-- Exercise description --
Copy out each line that has "connectors" in it.
-=-=-
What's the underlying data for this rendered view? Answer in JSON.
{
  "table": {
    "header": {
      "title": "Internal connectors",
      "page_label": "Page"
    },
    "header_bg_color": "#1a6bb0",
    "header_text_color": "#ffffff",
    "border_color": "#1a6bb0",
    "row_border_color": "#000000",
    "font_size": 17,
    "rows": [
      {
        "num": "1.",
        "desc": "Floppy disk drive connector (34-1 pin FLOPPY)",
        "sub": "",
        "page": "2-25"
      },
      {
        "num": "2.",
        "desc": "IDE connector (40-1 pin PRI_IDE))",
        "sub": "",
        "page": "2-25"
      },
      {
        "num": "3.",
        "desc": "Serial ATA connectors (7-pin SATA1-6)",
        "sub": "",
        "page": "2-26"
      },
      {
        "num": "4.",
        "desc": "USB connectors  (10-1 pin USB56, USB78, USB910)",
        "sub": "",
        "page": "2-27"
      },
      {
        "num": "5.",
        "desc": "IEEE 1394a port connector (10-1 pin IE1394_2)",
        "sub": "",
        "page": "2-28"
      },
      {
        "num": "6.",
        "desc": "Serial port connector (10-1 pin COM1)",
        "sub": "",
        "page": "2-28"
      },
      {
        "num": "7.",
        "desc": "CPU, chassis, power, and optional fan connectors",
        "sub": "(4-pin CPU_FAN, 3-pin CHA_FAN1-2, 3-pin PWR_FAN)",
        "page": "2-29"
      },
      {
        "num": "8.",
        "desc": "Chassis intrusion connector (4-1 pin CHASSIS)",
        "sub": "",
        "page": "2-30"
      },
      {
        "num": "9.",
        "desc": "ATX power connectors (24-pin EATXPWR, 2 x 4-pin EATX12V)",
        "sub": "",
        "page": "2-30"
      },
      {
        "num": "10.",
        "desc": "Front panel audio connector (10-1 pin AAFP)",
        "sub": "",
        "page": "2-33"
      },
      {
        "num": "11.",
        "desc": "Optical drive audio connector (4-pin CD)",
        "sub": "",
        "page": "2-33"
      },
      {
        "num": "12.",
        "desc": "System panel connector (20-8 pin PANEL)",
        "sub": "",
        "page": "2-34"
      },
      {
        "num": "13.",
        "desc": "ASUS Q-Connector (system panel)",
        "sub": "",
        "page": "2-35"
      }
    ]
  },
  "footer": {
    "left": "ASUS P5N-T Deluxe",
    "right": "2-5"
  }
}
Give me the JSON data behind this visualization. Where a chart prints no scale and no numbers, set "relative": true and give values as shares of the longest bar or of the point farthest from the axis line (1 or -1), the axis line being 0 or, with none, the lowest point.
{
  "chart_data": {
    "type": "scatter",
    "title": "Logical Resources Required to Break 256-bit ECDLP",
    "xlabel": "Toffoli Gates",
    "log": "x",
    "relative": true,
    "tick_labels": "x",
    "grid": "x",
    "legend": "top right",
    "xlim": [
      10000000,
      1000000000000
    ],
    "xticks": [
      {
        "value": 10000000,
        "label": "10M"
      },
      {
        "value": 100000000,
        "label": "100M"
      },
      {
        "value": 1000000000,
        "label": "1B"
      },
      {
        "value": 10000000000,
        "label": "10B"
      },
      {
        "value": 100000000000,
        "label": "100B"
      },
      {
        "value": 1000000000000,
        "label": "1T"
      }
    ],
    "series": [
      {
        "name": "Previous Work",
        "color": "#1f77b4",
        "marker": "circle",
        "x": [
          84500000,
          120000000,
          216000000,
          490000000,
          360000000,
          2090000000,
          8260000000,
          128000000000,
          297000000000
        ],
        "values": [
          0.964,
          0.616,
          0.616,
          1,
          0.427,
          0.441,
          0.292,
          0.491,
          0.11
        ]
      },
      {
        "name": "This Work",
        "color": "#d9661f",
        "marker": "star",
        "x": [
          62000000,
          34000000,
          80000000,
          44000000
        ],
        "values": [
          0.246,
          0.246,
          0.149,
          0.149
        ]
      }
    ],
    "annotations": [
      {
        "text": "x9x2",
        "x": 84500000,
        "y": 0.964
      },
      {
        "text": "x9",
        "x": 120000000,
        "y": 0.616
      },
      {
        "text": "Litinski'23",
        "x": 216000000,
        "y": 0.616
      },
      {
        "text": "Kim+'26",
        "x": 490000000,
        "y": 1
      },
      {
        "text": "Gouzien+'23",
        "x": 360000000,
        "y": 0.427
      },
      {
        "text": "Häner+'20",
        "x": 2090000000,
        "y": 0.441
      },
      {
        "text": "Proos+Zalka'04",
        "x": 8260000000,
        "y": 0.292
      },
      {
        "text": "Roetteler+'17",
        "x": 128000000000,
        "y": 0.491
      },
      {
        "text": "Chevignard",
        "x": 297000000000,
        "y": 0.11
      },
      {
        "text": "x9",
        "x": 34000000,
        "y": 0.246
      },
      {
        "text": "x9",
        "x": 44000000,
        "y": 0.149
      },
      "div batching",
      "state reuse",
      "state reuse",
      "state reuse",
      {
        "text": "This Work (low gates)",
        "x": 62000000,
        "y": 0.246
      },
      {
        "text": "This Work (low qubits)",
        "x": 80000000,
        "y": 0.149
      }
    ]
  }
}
-=-=-
-- Response --
      "title": "Internal connectors",
        "desc": "Serial ATA connectors (7-pin SATA1-6)",
        "desc": "USB connectors  (10-1 pin USB56, USB78, USB910)",
        "desc": "CPU, chassis, power, and optional fan connectors",
        "desc": "ATX power connectors (24-pin EATXPWR, 2 x 4-pin EATX12V)",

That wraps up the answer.